_EXERCISE_
Return all entries precisely as they stand, without the images.

——

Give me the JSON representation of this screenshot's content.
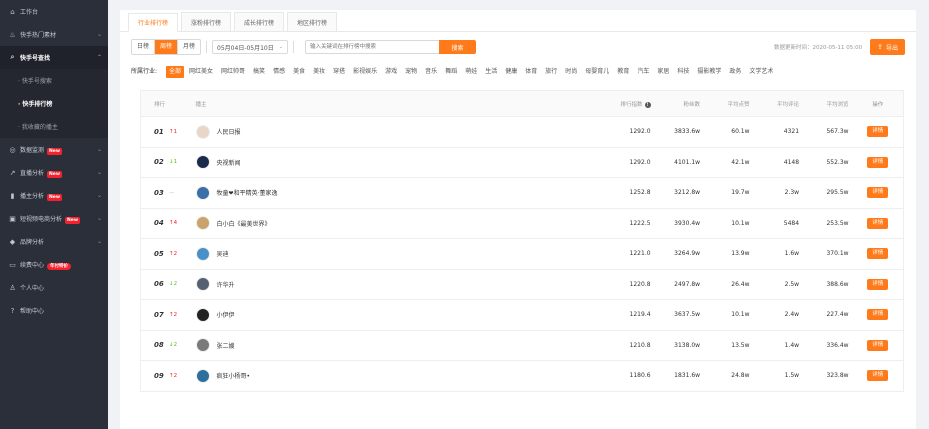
{
  "sidebar": {
    "items": [
      {
        "icon": "home-icon",
        "label": "工作台",
        "expand": false
      },
      {
        "icon": "fire-icon",
        "label": "快手热门素材",
        "expand": true
      },
      {
        "icon": "search-icon",
        "label": "快手号查找",
        "expand": true,
        "active": true
      },
      {
        "sub": true,
        "label": "· 快手号搜索"
      },
      {
        "sub": true,
        "label": "· 快手排行榜",
        "current": true
      },
      {
        "sub": true,
        "label": "· 我收藏的播主"
      },
      {
        "icon": "monitor-icon",
        "label": "数据监测",
        "badge": "New",
        "expand": true
      },
      {
        "icon": "trend-icon",
        "label": "直播分析",
        "badge": "New",
        "expand": true
      },
      {
        "icon": "bar-chart-icon",
        "label": "播主分析",
        "badge": "New",
        "expand": true
      },
      {
        "icon": "bag-icon",
        "label": "短视频电商分析",
        "badge": "New",
        "expand": true
      },
      {
        "icon": "tag-icon",
        "label": "品牌分析",
        "expand": true
      },
      {
        "icon": "calendar-icon",
        "label": "续费中心",
        "badge": "年付特价",
        "badgeRound": true
      },
      {
        "icon": "user-icon",
        "label": "个人中心"
      },
      {
        "icon": "help-icon",
        "label": "帮助中心"
      }
    ]
  },
  "tabs": [
    "行业排行榜",
    "涨粉排行榜",
    "成长排行榜",
    "地区排行榜"
  ],
  "period": [
    "日榜",
    "周榜",
    "月榜"
  ],
  "date_range": "05月04日-05月10日",
  "search": {
    "placeholder": "输入关键词在排行榜中搜索",
    "button": "搜索"
  },
  "updated": "数据更新时间：2020-05-11 05:00",
  "export_label": "导出",
  "filter": {
    "label": "所属行业:",
    "options": [
      "全部",
      "网红美女",
      "网红帅哥",
      "搞笑",
      "情感",
      "美食",
      "美妆",
      "穿搭",
      "影视娱乐",
      "游戏",
      "宠物",
      "音乐",
      "舞蹈",
      "萌娃",
      "生活",
      "健康",
      "体育",
      "旅行",
      "时尚",
      "母婴育儿",
      "教育",
      "汽车",
      "家居",
      "科技",
      "摄影教学",
      "政务",
      "文学艺术"
    ]
  },
  "table": {
    "headers": {
      "rank": "排行",
      "anchor": "播主",
      "index": "排行指数",
      "fans": "粉丝数",
      "likes": "平均点赞",
      "comments": "平均评论",
      "views": "平均浏览",
      "op": "操作"
    },
    "detail_label": "详情",
    "rows": [
      {
        "no": "01",
        "chg": "↑1",
        "dir": "down",
        "name": "人民日报",
        "index": "1292.0",
        "fans": "3833.6w",
        "likes": "60.1w",
        "comments": "4321",
        "views": "567.3w",
        "avatar": "#e8d7c8"
      },
      {
        "no": "02",
        "chg": "↓1",
        "dir": "up",
        "name": "央视新闻",
        "index": "1292.0",
        "fans": "4101.1w",
        "likes": "42.1w",
        "comments": "4148",
        "views": "552.3w",
        "avatar": "#1a2a4a"
      },
      {
        "no": "03",
        "chg": "—",
        "dir": "flat",
        "name": "牧童❤和平精英·董家逸",
        "index": "1252.8",
        "fans": "3212.8w",
        "likes": "19.7w",
        "comments": "2.3w",
        "views": "295.5w",
        "avatar": "#3a6fa8"
      },
      {
        "no": "04",
        "chg": "↑4",
        "dir": "down",
        "name": "白小白《最美世界》",
        "index": "1222.5",
        "fans": "3930.4w",
        "likes": "10.1w",
        "comments": "5484",
        "views": "253.5w",
        "avatar": "#c9a36b"
      },
      {
        "no": "05",
        "chg": "↑2",
        "dir": "down",
        "name": "吴迪",
        "index": "1221.0",
        "fans": "3264.9w",
        "likes": "13.9w",
        "comments": "1.6w",
        "views": "370.1w",
        "avatar": "#4a90c8"
      },
      {
        "no": "06",
        "chg": "↓2",
        "dir": "up",
        "name": "许华升",
        "index": "1220.8",
        "fans": "2497.8w",
        "likes": "26.4w",
        "comments": "2.5w",
        "views": "388.6w",
        "avatar": "#556070"
      },
      {
        "no": "07",
        "chg": "↑2",
        "dir": "down",
        "name": "小伊伊",
        "index": "1219.4",
        "fans": "3637.5w",
        "likes": "10.1w",
        "comments": "2.4w",
        "views": "227.4w",
        "avatar": "#222222"
      },
      {
        "no": "08",
        "chg": "↓2",
        "dir": "up",
        "name": "张二嫂",
        "index": "1210.8",
        "fans": "3138.0w",
        "likes": "13.5w",
        "comments": "1.4w",
        "views": "336.4w",
        "avatar": "#7a7a7a"
      },
      {
        "no": "09",
        "chg": "↑2",
        "dir": "down",
        "name": "疯狂小杨哥•",
        "index": "1180.6",
        "fans": "1831.6w",
        "likes": "24.8w",
        "comments": "1.5w",
        "views": "323.8w",
        "avatar": "#2c6e9c"
      }
    ]
  },
  "colors": {
    "accent": "#ff7a1a",
    "sidebar_bg": "#2b2f3a",
    "badge": "#f5222d"
  }
}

——

_TASK RESPONSE_
Give me the JSON representation of this screenshot's content.
{
  "sidebar": {
    "items": [
      {
        "icon": "home-icon",
        "label": "工作台",
        "expand": false
      },
      {
        "icon": "fire-icon",
        "label": "快手热门素材",
        "expand": true
      },
      {
        "icon": "search-icon",
        "label": "快手号查找",
        "expand": true,
        "active": true
      },
      {
        "sub": true,
        "label": "· 快手号搜索"
      },
      {
        "sub": true,
        "label": "· 快手排行榜",
        "current": true
      },
      {
        "sub": true,
        "label": "· 我收藏的播主"
      },
      {
        "icon": "monitor-icon",
        "label": "数据监测",
        "badge": "New",
        "expand": true
      },
      {
        "icon": "trend-icon",
        "label": "直播分析",
        "badge": "New",
        "expand": true
      },
      {
        "icon": "bar-chart-icon",
        "label": "播主分析",
        "badge": "New",
        "expand": true
      },
      {
        "icon": "bag-icon",
        "label": "短视频电商分析",
        "badge": "New",
        "expand": true
      },
      {
        "icon": "tag-icon",
        "label": "品牌分析",
        "expand": true
      },
      {
        "icon": "calendar-icon",
        "label": "续费中心",
        "badge": "年付特价",
        "badgeRound": true
      },
      {
        "icon": "user-icon",
        "label": "个人中心"
      },
      {
        "icon": "help-icon",
        "label": "帮助中心"
      }
    ]
  },
  "tabs": [
    "行业排行榜",
    "涨粉排行榜",
    "成长排行榜",
    "地区排行榜"
  ],
  "period": [
    "日榜",
    "周榜",
    "月榜"
  ],
  "date_range": "05月04日-05月10日",
  "search": {
    "placeholder": "输入关键词在排行榜中搜索",
    "button": "搜索"
  },
  "updated": "数据更新时间：2020-05-11 05:00",
  "export_label": "导出",
  "filter": {
    "label": "所属行业:",
    "options": [
      "全部",
      "网红美女",
      "网红帅哥",
      "搞笑",
      "情感",
      "美食",
      "美妆",
      "穿搭",
      "影视娱乐",
      "游戏",
      "宠物",
      "音乐",
      "舞蹈",
      "萌娃",
      "生活",
      "健康",
      "体育",
      "旅行",
      "时尚",
      "母婴育儿",
      "教育",
      "汽车",
      "家居",
      "科技",
      "摄影教学",
      "政务",
      "文学艺术"
    ]
  },
  "table": {
    "headers": {
      "rank": "排行",
      "anchor": "播主",
      "index": "排行指数",
      "fans": "粉丝数",
      "likes": "平均点赞",
      "comments": "平均评论",
      "views": "平均浏览",
      "op": "操作"
    },
    "detail_label": "详情",
    "rows": [
      {
        "no": "01",
        "chg": "↑1",
        "dir": "down",
        "name": "人民日报",
        "index": "1292.0",
        "fans": "3833.6w",
        "likes": "60.1w",
        "comments": "4321",
        "views": "567.3w",
        "avatar": "#e8d7c8"
      },
      {
        "no": "02",
        "chg": "↓1",
        "dir": "up",
        "name": "央视新闻",
        "index": "1292.0",
        "fans": "4101.1w",
        "likes": "42.1w",
        "comments": "4148",
        "views": "552.3w",
        "avatar": "#1a2a4a"
      },
      {
        "no": "03",
        "chg": "—",
        "dir": "flat",
        "name": "牧童❤和平精英·董家逸",
        "index": "1252.8",
        "fans": "3212.8w",
        "likes": "19.7w",
        "comments": "2.3w",
        "views": "295.5w",
        "avatar": "#3a6fa8"
      },
      {
        "no": "04",
        "chg": "↑4",
        "dir": "down",
        "name": "白小白《最美世界》",
        "index": "1222.5",
        "fans": "3930.4w",
        "likes": "10.1w",
        "comments": "5484",
        "views": "253.5w",
        "avatar": "#c9a36b"
      },
      {
        "no": "05",
        "chg": "↑2",
        "dir": "down",
        "name": "吴迪",
        "index": "1221.0",
        "fans": "3264.9w",
        "likes": "13.9w",
        "comments": "1.6w",
        "views": "370.1w",
        "avatar": "#4a90c8"
      },
      {
        "no": "06",
        "chg": "↓2",
        "dir": "up",
        "name": "许华升",
        "index": "1220.8",
        "fans": "2497.8w",
        "likes": "26.4w",
        "comments": "2.5w",
        "views": "388.6w",
        "avatar": "#556070"
      },
      {
        "no": "07",
        "chg": "↑2",
        "dir": "down",
        "name": "小伊伊",
        "index": "1219.4",
        "fans": "3637.5w",
        "likes": "10.1w",
        "comments": "2.4w",
        "views": "227.4w",
        "avatar": "#222222"
      },
      {
        "no": "08",
        "chg": "↓2",
        "dir": "up",
        "name": "张二嫂",
        "index": "1210.8",
        "fans": "3138.0w",
        "likes": "13.5w",
        "comments": "1.4w",
        "views": "336.4w",
        "avatar": "#7a7a7a"
      },
      {
        "no": "09",
        "chg": "↑2",
        "dir": "down",
        "name": "疯狂小杨哥•",
        "index": "1180.6",
        "fans": "1831.6w",
        "likes": "24.8w",
        "comments": "1.5w",
        "views": "323.8w",
        "avatar": "#2c6e9c"
      }
    ]
  },
  "colors": {
    "accent": "#ff7a1a",
    "sidebar_bg": "#2b2f3a",
    "badge": "#f5222d"
  }
}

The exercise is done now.